What is being asked: Copy all lines of the listing that include the string "care".

Data excerpts:

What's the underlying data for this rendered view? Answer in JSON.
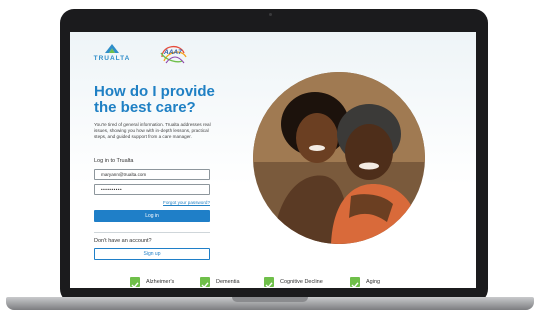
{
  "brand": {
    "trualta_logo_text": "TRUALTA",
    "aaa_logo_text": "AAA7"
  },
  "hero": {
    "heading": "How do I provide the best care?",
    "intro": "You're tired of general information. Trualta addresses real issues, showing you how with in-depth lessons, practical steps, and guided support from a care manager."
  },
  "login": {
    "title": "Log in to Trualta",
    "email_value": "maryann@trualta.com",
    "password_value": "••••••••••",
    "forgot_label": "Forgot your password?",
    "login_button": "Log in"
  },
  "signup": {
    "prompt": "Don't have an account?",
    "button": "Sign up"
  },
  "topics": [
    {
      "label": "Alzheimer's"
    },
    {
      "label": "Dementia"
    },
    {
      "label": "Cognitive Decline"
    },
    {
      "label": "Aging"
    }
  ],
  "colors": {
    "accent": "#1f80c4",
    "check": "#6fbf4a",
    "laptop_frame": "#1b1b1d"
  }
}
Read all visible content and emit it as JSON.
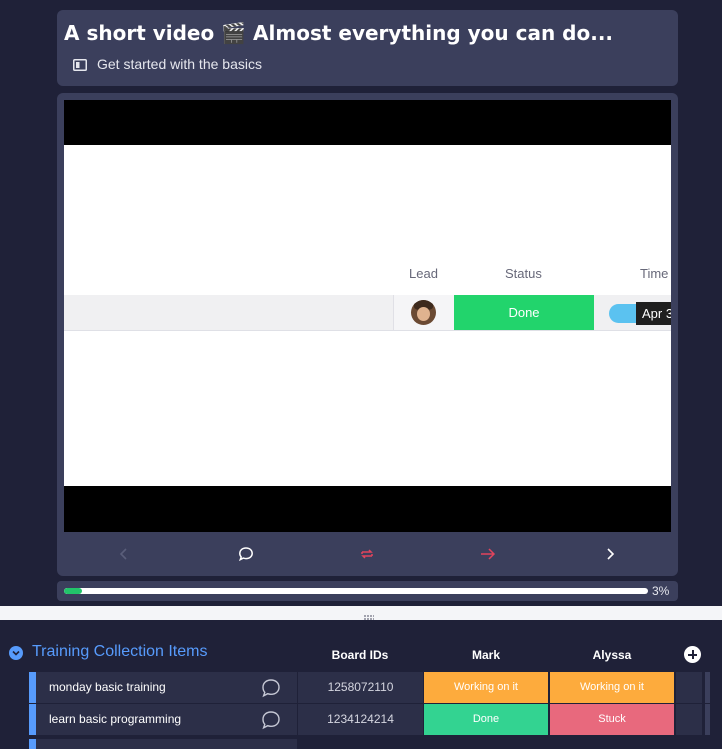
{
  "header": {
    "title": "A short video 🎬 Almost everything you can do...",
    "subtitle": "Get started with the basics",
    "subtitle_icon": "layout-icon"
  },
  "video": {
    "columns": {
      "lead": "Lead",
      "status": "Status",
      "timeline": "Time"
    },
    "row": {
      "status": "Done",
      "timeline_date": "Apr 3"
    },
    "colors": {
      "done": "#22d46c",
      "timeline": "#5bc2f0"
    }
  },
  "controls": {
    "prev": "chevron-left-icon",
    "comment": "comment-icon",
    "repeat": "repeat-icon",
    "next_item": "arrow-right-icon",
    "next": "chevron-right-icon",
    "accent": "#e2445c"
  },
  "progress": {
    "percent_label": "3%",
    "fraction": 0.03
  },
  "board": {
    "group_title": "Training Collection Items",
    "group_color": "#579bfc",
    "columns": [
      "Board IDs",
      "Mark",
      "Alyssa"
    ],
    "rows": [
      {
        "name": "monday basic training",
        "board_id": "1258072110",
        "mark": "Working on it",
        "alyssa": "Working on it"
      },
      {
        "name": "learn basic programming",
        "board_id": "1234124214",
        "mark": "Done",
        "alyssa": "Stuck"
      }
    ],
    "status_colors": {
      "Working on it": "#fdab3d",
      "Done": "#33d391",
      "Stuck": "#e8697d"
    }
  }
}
...
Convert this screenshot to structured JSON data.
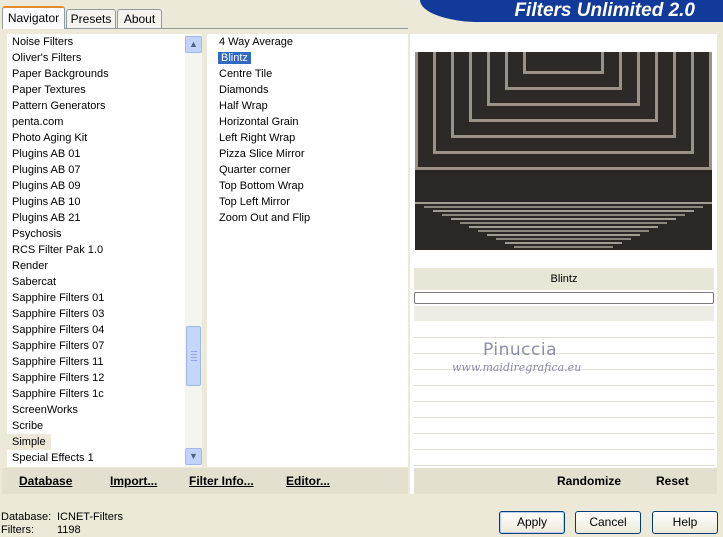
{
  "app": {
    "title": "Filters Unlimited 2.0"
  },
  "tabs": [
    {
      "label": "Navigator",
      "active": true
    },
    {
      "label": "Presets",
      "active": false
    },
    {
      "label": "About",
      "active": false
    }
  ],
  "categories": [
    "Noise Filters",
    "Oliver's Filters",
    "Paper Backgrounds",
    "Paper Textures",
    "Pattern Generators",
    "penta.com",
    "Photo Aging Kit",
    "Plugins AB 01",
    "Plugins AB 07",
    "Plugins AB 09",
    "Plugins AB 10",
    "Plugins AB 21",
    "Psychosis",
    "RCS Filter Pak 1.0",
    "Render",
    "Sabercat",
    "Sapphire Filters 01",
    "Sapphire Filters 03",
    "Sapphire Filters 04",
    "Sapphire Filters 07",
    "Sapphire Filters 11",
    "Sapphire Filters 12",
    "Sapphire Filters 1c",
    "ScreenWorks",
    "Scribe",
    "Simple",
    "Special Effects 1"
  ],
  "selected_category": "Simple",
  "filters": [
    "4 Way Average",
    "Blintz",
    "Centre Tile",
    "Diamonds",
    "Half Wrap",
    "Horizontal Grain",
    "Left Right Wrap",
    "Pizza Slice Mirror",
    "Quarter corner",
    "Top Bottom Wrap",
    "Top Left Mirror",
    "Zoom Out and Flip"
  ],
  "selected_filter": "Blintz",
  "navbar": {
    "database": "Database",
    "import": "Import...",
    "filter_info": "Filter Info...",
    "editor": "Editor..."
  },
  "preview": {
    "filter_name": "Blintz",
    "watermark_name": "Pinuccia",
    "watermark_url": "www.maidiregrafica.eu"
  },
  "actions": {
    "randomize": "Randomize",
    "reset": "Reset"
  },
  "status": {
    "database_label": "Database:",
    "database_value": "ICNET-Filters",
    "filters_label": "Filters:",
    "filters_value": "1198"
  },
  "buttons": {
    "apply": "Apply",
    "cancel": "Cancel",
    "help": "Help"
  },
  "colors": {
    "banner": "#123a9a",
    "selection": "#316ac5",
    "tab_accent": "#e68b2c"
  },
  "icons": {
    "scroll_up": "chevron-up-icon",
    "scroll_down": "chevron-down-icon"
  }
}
--
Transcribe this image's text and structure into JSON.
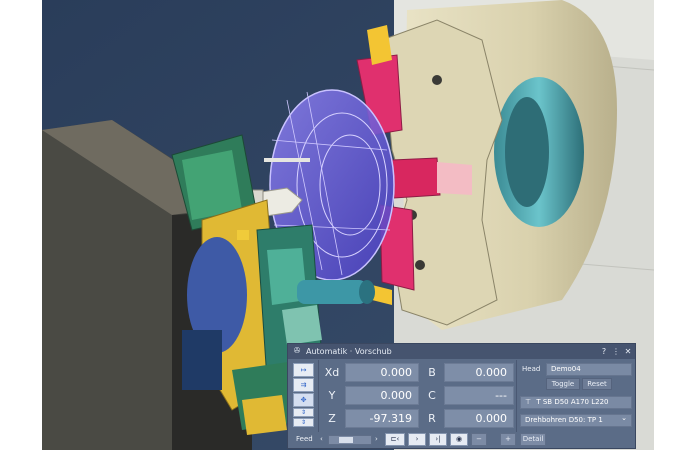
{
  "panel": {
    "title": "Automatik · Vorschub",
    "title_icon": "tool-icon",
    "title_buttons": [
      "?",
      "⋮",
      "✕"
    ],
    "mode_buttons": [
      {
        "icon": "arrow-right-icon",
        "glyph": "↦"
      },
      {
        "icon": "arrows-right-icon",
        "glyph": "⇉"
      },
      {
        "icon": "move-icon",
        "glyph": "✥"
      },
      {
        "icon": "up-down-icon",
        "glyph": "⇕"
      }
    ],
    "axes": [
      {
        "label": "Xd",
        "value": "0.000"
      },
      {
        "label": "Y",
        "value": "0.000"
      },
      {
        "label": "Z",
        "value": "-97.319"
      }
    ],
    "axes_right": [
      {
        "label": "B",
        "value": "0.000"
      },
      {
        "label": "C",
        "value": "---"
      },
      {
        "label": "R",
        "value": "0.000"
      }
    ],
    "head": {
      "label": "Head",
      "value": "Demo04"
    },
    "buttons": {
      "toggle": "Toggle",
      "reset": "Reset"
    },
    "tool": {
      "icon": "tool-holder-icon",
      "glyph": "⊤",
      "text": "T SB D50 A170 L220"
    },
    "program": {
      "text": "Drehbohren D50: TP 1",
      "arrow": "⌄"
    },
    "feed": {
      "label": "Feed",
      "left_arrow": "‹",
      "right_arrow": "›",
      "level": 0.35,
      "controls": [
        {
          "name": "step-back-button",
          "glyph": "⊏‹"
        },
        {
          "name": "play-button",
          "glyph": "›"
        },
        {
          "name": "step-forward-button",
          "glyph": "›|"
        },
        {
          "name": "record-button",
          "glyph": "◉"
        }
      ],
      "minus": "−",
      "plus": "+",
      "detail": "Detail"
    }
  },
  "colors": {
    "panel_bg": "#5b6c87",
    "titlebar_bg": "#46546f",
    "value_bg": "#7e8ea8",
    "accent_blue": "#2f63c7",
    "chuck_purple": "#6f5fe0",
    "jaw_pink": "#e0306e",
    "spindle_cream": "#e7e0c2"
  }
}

Task response:
    "heading": "How do I provide the best care?",
    "intro": "You're tired of general information. Trualta addresses real issues, showing you how with in-depth lessons, practical steps, and guided support from a care manager."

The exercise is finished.